[[ DATA RECORDS, beginning ]]
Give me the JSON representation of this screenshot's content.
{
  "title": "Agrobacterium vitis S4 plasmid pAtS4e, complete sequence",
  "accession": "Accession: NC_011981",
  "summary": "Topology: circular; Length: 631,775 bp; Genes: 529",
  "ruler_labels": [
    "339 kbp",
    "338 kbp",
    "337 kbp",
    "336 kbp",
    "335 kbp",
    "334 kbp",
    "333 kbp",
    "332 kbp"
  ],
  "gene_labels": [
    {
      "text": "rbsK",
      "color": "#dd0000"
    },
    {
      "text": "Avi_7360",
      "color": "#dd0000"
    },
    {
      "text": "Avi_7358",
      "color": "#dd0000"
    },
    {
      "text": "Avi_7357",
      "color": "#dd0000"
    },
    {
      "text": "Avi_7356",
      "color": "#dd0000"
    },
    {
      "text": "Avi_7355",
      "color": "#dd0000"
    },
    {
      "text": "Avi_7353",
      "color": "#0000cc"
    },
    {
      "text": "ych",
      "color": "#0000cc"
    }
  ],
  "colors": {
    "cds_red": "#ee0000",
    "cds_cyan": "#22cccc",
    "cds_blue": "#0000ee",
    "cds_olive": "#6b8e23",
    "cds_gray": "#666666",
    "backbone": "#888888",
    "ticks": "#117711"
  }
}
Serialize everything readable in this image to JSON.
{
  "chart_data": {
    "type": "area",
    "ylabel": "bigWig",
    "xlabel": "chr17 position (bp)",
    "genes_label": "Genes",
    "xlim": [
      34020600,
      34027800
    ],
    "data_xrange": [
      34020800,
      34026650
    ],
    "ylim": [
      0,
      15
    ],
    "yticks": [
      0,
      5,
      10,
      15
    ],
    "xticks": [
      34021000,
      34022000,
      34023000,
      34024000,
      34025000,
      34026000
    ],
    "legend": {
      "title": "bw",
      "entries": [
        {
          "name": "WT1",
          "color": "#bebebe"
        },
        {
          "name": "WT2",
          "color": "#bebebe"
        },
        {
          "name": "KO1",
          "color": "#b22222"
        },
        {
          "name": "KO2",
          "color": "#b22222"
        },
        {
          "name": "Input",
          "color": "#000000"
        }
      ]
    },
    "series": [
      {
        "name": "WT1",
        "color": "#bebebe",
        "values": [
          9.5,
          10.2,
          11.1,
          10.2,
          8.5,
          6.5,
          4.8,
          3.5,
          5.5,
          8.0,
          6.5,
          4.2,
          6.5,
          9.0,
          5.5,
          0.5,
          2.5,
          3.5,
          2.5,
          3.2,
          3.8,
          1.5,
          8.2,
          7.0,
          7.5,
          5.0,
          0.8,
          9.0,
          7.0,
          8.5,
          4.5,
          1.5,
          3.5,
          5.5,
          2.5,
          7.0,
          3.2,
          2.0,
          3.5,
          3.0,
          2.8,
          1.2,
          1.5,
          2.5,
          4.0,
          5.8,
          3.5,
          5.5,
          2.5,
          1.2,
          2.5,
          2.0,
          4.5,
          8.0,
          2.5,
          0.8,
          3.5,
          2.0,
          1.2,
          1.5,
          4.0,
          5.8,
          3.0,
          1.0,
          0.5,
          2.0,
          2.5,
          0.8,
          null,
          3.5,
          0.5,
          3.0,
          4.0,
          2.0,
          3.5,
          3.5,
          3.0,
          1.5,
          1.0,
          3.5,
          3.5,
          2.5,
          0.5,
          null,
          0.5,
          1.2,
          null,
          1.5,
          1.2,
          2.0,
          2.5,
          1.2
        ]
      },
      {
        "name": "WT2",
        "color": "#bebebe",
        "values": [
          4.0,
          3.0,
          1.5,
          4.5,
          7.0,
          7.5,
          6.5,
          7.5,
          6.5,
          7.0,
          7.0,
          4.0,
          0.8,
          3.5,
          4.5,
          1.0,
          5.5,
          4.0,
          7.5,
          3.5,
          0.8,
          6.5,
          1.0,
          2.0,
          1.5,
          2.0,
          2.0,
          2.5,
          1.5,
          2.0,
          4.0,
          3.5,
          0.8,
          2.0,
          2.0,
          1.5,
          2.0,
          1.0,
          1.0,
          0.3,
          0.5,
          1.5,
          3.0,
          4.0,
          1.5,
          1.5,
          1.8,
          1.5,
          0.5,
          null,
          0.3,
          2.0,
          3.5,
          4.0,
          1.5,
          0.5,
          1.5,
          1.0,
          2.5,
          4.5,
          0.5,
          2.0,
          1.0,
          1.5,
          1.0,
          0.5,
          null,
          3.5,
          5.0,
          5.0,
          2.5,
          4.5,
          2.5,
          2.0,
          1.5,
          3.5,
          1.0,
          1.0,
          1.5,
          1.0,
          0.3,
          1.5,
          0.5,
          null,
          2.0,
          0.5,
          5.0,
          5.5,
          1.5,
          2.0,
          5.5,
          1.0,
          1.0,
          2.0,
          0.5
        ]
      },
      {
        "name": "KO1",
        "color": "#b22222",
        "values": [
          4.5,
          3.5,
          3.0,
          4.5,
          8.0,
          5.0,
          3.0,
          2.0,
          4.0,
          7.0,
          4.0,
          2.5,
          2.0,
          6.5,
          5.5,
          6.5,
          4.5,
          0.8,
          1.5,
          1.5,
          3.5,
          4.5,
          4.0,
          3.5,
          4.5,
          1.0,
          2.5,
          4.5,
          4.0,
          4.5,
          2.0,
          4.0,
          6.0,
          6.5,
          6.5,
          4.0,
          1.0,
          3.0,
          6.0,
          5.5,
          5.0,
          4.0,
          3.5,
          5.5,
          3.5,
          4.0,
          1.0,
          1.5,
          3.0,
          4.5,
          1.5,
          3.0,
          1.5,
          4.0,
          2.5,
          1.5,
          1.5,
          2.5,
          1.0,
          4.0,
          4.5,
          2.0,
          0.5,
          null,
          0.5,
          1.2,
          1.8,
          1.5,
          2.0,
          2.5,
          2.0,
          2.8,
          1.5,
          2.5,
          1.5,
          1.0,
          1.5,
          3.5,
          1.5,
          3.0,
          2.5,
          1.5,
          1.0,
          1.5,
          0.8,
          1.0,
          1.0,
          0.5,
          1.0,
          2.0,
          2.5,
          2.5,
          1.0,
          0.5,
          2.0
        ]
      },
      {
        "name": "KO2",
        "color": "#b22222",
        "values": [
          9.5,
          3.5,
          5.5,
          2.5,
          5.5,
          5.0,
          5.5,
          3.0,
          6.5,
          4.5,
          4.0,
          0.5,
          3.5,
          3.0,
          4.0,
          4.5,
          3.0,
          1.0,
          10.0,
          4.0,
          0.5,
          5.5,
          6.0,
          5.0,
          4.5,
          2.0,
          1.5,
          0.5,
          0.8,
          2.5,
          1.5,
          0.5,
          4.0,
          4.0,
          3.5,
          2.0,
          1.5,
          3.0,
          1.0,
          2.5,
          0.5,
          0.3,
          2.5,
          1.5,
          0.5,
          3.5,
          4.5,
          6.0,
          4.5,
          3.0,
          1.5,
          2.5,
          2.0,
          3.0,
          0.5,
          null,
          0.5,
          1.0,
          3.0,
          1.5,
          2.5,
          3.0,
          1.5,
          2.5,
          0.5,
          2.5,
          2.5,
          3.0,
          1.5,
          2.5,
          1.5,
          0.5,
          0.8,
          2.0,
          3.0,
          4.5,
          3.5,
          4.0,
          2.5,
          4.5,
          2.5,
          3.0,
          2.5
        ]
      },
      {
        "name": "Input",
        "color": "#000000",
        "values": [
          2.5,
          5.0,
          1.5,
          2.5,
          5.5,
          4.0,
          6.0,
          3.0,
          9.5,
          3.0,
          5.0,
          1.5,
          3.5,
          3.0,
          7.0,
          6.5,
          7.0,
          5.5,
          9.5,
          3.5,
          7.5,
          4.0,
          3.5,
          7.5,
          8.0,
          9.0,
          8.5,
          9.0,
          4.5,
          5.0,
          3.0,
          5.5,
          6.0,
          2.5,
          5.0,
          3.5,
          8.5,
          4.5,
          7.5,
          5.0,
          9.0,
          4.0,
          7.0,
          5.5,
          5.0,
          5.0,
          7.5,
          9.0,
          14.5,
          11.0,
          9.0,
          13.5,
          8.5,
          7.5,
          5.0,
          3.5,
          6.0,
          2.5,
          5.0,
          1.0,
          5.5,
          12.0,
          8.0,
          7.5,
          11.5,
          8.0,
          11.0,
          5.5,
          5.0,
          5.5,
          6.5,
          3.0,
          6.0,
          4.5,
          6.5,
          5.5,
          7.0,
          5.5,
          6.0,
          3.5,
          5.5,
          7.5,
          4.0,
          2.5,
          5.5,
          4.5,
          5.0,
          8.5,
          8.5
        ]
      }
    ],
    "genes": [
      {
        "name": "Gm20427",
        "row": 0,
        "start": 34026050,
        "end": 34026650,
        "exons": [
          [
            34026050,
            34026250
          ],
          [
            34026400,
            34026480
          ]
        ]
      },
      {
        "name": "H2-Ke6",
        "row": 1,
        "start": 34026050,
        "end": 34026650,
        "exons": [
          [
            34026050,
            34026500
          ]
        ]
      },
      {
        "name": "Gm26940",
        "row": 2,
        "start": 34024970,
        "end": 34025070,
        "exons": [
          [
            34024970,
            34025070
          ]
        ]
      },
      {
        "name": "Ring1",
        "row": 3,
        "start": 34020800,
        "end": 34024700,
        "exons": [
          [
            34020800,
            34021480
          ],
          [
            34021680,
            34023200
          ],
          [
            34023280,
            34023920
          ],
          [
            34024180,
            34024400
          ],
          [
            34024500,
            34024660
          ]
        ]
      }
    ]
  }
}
[[ DATA RECORDS, end ]]
**ACTIVITY:** If a line in the material above contains the word "start", copy it.

**EXERCISE SOLUTION:**
        "start": 34026050,
        "start": 34026050,
        "start": 34024970,
        "start": 34020800,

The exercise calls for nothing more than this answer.